WORK TO COMPLETE:
Return the lines where the word "this" occurs.

ITEMS:
....................

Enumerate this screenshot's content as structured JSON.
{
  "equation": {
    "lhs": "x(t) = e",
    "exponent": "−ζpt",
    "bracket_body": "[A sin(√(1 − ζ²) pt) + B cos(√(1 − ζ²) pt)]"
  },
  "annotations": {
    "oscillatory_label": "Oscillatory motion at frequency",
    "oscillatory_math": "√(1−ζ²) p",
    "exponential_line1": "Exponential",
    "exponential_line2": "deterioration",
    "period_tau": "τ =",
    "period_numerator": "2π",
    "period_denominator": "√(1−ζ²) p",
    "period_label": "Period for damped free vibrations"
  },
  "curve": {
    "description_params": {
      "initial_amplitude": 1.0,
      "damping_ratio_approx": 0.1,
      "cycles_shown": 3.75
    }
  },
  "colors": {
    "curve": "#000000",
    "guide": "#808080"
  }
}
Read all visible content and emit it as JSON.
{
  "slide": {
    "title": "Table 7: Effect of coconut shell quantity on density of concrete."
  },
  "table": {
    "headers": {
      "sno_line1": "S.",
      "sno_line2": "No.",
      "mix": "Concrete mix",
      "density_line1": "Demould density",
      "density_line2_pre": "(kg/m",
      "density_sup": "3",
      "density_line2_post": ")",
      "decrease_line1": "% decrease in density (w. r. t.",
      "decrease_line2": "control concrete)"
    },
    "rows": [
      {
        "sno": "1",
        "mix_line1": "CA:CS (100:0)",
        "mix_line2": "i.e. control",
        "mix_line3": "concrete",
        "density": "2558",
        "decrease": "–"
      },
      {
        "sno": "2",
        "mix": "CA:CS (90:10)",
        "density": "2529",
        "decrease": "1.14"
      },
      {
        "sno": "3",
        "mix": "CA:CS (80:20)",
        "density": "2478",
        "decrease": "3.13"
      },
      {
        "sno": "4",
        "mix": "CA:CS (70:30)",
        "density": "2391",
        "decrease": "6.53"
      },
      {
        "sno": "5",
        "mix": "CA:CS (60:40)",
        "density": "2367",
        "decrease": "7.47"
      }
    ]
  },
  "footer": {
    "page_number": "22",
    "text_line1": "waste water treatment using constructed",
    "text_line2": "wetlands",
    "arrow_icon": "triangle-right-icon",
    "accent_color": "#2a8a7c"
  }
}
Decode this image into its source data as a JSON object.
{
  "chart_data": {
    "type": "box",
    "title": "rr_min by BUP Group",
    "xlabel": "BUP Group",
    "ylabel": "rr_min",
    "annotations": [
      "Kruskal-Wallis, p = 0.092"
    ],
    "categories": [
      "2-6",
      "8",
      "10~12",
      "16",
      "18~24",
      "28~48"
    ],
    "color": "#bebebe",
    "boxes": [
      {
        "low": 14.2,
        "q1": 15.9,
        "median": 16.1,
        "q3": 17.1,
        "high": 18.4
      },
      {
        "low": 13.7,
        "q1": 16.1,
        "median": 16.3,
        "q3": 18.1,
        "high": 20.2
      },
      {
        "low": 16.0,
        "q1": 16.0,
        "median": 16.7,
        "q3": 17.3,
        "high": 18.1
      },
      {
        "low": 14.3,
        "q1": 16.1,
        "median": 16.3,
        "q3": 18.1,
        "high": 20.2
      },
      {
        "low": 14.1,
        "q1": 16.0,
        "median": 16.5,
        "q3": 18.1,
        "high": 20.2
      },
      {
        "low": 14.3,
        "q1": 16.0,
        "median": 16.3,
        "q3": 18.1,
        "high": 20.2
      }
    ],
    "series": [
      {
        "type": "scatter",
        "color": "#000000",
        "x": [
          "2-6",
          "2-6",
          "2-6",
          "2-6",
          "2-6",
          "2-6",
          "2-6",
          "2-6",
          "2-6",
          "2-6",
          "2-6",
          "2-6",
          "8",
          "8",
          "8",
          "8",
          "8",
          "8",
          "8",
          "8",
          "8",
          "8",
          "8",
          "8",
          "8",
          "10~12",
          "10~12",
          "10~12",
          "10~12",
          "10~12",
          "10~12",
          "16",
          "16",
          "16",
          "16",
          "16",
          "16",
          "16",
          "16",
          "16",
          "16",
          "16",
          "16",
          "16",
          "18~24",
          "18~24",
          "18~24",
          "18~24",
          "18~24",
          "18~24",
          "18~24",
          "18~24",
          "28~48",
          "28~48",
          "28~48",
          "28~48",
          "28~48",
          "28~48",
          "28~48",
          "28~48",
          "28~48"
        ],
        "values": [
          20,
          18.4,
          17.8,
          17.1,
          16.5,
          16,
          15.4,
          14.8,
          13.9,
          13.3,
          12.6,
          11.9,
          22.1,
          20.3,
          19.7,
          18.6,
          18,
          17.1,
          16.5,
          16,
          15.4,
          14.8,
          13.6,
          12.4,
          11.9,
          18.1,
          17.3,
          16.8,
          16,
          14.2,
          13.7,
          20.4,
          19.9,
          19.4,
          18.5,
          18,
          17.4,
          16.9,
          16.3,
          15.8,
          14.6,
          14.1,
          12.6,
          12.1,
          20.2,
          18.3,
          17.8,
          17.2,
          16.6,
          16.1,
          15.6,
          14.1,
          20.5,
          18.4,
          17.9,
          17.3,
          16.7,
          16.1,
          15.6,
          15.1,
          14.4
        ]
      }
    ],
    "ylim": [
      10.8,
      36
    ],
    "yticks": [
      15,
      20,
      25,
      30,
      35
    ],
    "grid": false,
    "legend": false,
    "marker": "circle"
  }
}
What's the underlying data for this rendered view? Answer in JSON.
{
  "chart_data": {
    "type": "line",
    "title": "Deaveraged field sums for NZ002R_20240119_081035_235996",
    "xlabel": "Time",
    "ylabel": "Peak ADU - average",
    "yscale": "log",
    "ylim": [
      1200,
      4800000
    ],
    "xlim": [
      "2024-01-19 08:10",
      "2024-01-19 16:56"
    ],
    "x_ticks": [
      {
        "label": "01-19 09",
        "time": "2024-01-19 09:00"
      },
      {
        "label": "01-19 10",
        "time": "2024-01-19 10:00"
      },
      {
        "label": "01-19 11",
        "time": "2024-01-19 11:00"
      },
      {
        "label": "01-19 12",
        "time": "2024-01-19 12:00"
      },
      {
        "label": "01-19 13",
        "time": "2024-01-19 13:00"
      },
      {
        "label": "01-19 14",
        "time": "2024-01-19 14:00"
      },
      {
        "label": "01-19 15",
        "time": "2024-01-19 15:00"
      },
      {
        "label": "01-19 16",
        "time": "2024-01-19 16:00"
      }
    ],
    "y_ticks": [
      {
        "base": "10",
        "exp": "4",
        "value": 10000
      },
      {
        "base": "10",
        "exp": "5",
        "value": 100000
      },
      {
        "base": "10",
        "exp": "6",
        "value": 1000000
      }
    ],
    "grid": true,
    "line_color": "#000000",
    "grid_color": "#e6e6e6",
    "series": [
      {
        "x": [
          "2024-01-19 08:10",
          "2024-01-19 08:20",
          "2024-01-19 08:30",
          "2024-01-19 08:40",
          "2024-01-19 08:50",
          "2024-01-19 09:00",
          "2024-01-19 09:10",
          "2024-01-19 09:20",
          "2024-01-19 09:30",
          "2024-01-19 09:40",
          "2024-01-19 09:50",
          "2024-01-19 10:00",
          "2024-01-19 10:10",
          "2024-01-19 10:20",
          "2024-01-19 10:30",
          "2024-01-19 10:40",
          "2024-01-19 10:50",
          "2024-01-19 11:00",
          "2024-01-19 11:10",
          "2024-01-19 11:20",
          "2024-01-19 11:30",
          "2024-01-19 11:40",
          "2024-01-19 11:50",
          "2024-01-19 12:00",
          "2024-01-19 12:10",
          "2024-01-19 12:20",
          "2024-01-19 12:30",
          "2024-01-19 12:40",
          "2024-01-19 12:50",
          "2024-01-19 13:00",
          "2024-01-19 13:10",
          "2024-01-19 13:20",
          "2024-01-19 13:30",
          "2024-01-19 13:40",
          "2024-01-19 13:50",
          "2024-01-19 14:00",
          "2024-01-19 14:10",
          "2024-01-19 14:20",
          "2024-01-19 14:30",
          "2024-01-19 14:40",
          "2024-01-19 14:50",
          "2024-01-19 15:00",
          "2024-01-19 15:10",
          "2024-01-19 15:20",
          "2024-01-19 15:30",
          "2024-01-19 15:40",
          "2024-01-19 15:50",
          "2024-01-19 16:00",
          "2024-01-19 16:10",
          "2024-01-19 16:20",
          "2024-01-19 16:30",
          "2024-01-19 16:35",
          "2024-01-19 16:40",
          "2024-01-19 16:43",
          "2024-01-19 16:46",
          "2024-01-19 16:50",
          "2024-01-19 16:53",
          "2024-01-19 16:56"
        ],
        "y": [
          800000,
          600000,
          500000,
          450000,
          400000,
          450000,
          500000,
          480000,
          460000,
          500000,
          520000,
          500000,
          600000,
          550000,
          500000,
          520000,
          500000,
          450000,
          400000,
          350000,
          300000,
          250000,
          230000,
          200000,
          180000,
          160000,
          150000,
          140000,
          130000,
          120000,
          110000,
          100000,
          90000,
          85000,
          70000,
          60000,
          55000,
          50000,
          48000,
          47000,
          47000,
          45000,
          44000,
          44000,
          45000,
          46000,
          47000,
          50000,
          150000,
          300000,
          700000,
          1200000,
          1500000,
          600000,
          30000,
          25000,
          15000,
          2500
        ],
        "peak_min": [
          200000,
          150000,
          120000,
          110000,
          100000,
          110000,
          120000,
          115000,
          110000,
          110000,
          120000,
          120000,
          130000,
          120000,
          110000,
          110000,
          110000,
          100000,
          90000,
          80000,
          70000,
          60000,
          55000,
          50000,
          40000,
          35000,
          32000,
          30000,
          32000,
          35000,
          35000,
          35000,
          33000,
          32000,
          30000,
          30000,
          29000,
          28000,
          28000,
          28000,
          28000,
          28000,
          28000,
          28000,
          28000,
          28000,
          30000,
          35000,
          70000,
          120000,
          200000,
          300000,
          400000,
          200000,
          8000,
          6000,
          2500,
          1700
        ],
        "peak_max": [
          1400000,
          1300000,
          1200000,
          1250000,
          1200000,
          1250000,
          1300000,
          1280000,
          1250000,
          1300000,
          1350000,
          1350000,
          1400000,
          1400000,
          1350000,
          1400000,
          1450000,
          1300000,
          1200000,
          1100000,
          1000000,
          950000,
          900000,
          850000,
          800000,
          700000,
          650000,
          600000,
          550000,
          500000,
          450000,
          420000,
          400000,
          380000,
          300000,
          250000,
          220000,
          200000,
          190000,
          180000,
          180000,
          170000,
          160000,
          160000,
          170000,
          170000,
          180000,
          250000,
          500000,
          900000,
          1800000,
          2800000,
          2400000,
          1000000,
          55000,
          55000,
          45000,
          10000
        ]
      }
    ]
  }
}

....................

RESPONSE BELOW:
Enumerate this screenshot's content as structured JSON.
Decode this image into its source data as a JSON object.
What's the underlying data for this rendered view? Answer in JSON.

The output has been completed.